(TEXTABSCHNITT):
Doch als Felten seine Forschungsergebnisse im Web publizieren wollte, wurde er vom SDMI-Konsortium unter Druck gesetzt. Und als er sie im April dieses Jahres auf einer Konferenz präsentieren wollte, mischte sich plötzlich auch noch die RIAA ein und sprach von Verstößen gegen den DMCA und Verrat von Firmengeheimnissen. Kaum war die betreffende Konferenz vorbei, wollte man nichts mehr von derartigen Drohungen wissen. Man habe Felten nur auf mögliche juristische Konsequenzen hinweisen, ihn aber keineswegs verklagen wollen, hieß es damals von der RIAA.
Vortrag Teil einer EFF-Kampagne
Geklagt hat Felten mittlerweile allerdings selbst. Gegen die RIAA, gegen das SDMI-Konsortium und gegen die Wasserzeichen-Firma Verance. Er sieht sich und seine Kollegen durch den ständigen Druck in der Freiheit seiner Forschung behindert und möchte nun ein für allemal vor Gericht klären lassen, ob Lobbyverbände die Publikation von Forschungsergebnissen beeinflussen dürfen. Unterstützt wird er dabei von der Electronic Frontier Foundation, die um Feltens Klage eine Kampagne gegen den Missbrauch des Copyrights und insbesondere des Digital Millennium Copyright Acts aufbaut.

(AUSGANGSMATERIAL):
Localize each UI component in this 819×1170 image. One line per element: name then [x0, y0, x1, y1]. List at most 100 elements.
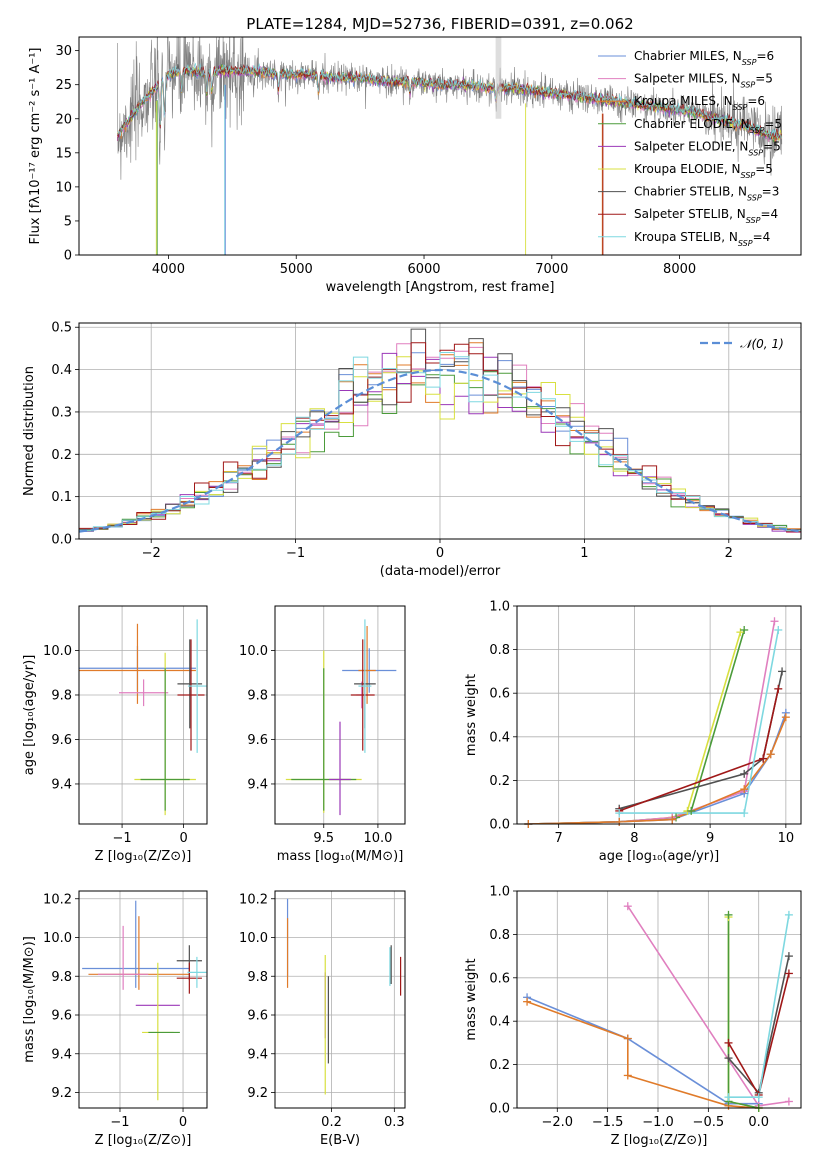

(ZU ERSTELLEN): Entnimm dem Abschnitt über Feltens Streit mit der RIAA wörtlich alles von „Doch als Felten“ bis hinunter zu „von der RIAA.“.

(LÖSUNG DER AUFGABE):
Doch als Felten seine Forschungsergebnisse im Web publizieren wollte, wurde er vom SDMI-Konsortium unter Druck gesetzt. Und als er sie im April dieses Jahres auf einer Konferenz präsentieren wollte, mischte sich plötzlich auch noch die RIAA ein und sprach von Verstößen gegen den DMCA und Verrat von Firmengeheimnissen. Kaum war die betreffende Konferenz vorbei, wollte man nichts mehr von derartigen Drohungen wissen. Man habe Felten nur auf mögliche juristische Konsequenzen hinweisen, ihn aber keineswegs verklagen wollen, hieß es damals von der RIAA.